» Supplied data:
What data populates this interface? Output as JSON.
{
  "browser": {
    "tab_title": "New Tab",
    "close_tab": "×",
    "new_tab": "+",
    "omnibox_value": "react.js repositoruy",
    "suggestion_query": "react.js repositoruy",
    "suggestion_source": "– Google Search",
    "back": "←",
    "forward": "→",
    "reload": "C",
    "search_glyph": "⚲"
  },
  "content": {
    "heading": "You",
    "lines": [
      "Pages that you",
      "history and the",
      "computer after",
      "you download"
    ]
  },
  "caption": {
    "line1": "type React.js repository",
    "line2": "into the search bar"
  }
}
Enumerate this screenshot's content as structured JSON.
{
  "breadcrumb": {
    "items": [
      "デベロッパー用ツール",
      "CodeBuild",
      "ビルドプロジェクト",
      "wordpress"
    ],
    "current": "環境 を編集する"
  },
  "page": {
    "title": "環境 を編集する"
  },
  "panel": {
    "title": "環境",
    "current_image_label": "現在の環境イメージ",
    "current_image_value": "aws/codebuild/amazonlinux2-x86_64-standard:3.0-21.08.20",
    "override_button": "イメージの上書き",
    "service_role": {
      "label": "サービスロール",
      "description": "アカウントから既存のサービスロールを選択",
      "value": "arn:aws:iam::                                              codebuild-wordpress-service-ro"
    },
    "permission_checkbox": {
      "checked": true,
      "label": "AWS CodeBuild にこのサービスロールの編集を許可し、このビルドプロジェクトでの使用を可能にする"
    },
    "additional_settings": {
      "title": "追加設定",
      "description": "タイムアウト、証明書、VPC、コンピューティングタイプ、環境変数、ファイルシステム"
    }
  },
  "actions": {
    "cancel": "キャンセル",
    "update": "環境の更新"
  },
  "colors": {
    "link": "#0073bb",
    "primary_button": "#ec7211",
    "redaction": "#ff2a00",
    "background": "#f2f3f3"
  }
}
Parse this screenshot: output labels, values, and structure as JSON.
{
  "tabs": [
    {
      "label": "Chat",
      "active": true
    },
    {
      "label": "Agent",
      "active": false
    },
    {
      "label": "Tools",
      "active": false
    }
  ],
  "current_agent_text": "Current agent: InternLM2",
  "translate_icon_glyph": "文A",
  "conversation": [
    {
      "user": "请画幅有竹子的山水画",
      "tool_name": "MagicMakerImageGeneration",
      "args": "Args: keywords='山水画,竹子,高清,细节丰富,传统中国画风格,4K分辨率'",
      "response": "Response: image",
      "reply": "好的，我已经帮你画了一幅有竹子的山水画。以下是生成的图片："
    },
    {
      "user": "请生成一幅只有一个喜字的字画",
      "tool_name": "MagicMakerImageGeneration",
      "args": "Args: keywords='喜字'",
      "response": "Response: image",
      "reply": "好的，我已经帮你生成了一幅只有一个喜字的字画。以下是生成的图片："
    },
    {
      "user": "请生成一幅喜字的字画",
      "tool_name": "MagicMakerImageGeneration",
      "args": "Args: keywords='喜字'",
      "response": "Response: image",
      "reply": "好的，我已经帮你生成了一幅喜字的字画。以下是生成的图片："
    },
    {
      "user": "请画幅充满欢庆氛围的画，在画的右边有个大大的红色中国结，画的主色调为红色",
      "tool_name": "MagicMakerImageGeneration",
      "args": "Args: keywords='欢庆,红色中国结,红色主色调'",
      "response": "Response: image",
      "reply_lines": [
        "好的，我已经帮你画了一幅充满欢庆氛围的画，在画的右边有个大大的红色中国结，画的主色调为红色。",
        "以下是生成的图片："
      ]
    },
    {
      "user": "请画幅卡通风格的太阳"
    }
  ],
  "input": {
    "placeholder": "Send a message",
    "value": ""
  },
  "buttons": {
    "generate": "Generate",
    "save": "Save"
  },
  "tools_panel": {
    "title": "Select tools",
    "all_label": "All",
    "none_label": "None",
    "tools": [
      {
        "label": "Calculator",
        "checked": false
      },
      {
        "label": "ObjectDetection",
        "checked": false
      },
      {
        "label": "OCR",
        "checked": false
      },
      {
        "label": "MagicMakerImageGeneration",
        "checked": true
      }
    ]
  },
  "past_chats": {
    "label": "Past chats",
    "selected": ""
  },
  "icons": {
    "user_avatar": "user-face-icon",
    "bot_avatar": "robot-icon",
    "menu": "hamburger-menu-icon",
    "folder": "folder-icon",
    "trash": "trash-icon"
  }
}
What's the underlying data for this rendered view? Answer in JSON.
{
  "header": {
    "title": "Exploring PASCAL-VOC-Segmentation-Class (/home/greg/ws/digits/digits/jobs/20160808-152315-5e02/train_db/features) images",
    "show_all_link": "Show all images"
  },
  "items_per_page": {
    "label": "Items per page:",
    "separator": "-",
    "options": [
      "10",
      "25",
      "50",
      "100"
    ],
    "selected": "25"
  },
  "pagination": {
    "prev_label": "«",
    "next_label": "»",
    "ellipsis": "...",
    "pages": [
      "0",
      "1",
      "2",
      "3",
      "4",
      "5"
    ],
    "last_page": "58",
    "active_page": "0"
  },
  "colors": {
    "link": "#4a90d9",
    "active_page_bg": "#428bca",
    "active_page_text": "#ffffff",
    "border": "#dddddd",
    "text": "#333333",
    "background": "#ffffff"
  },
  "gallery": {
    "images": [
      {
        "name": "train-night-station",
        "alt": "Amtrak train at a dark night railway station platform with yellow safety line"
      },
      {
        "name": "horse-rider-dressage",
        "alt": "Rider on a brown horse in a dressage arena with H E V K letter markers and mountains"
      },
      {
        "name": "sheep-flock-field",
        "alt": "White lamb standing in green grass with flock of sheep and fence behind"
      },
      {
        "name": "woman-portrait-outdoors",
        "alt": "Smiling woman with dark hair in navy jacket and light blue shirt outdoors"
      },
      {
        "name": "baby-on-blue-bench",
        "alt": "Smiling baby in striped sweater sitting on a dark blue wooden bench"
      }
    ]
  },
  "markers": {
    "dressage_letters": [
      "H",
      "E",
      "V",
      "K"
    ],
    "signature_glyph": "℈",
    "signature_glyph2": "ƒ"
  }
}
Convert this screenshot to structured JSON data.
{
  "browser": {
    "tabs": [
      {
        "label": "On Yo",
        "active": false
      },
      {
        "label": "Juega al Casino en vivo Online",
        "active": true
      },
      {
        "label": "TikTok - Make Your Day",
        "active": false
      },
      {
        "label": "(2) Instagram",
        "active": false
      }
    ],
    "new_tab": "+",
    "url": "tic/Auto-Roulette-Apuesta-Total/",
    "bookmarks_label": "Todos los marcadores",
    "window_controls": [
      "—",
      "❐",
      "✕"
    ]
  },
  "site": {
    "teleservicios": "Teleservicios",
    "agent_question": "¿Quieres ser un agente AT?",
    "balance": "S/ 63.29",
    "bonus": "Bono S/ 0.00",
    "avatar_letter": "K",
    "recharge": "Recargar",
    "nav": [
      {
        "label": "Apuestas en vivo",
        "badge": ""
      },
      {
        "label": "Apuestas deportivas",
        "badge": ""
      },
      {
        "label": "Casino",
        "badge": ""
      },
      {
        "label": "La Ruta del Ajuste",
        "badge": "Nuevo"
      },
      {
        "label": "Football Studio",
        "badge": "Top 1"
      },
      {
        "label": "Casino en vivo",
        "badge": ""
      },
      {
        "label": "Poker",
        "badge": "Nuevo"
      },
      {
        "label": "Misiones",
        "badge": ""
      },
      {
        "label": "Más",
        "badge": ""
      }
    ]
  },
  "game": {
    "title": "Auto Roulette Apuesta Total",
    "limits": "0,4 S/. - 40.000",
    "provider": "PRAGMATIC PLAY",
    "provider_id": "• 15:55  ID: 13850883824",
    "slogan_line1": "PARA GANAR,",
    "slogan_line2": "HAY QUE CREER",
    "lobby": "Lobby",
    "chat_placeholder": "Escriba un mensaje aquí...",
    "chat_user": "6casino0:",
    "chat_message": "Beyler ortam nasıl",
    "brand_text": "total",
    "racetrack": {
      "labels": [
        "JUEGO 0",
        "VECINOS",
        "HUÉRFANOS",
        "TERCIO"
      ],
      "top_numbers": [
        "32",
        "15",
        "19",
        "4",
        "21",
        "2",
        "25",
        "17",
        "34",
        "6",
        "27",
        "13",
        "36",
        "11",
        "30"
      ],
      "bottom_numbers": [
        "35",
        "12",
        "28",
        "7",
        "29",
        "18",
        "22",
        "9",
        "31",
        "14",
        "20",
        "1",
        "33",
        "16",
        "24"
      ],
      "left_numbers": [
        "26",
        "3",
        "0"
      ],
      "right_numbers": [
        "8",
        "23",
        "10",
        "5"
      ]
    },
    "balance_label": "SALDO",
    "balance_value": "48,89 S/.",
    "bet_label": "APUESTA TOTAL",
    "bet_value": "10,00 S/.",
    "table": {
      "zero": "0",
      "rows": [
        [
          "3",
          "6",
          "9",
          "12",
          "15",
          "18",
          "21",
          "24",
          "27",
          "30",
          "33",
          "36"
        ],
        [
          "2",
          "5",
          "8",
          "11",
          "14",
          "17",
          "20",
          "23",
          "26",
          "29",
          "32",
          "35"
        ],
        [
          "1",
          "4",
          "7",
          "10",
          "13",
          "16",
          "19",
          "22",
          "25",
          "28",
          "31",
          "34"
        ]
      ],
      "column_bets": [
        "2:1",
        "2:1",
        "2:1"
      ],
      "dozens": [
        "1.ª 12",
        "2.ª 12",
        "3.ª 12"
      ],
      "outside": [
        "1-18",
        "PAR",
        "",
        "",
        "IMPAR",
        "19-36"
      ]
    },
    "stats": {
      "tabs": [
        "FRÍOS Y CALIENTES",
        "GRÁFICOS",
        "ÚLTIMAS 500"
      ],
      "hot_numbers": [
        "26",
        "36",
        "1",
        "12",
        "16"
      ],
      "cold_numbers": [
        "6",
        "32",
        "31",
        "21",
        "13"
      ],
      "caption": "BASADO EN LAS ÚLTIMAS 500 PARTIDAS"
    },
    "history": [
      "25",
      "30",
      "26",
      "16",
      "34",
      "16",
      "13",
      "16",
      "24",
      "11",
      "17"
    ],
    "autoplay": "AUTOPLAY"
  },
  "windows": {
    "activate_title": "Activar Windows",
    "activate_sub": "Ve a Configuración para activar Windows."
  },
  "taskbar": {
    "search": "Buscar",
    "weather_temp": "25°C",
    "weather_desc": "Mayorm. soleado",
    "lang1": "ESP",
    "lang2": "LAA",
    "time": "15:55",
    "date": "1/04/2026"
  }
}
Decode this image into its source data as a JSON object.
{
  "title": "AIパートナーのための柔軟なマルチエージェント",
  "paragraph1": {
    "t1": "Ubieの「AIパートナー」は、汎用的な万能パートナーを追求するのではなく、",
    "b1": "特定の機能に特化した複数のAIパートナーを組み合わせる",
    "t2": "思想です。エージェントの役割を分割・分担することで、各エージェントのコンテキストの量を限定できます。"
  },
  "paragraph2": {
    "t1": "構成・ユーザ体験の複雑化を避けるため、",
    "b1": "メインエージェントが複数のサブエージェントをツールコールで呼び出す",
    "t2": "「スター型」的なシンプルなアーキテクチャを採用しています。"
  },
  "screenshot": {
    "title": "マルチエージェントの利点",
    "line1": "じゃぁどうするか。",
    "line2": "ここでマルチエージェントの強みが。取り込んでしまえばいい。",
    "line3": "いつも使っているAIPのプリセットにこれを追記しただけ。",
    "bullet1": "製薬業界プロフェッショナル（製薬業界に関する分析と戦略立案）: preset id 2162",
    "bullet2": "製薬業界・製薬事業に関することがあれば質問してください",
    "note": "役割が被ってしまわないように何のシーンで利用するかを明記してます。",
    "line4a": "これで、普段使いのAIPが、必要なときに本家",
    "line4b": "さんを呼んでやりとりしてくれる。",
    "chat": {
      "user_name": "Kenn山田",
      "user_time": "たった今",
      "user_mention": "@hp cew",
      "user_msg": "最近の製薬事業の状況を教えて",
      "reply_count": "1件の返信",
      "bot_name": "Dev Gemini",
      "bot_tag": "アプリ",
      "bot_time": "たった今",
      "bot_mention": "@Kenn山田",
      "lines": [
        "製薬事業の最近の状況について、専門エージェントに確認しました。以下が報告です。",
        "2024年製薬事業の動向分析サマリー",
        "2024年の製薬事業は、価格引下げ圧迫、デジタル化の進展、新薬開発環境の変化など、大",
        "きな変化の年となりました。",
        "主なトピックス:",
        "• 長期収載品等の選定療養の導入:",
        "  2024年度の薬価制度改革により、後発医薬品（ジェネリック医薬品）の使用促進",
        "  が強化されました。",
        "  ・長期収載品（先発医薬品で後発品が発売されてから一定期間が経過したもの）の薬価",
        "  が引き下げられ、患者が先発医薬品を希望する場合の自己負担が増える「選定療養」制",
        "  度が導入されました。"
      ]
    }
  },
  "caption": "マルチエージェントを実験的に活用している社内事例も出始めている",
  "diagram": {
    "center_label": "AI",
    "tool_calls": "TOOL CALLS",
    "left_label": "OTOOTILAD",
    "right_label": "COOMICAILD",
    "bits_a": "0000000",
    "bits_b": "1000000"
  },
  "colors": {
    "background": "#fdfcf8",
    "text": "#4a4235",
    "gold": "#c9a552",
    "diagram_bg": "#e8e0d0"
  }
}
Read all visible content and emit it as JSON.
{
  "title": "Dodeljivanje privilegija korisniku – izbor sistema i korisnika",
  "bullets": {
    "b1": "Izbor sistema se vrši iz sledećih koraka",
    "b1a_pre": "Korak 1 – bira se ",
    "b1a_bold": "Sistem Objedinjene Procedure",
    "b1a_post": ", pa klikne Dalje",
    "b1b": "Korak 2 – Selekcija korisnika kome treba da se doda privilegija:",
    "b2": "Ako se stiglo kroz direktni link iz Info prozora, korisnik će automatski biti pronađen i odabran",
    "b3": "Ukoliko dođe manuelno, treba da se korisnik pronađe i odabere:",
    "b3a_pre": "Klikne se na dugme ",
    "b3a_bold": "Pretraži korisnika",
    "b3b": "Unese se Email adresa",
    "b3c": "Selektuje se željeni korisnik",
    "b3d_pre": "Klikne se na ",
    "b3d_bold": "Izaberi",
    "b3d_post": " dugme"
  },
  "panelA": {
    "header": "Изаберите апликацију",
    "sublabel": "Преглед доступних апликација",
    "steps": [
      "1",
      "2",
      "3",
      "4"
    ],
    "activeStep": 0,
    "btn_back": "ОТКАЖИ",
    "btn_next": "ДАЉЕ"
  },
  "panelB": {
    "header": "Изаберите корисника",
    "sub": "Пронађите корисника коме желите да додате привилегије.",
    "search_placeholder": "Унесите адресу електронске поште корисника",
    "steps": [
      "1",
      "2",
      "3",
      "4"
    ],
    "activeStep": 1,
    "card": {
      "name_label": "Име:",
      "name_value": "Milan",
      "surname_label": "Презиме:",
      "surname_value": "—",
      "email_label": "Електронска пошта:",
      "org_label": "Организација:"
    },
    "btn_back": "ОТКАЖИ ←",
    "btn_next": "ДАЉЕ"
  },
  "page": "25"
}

» Exercise:
Copy each line of the entries that includes the word "header".

» Answer to this task:
  "header": {
    "header": "Изаберите апликацију",
    "header": "Изаберите корисника",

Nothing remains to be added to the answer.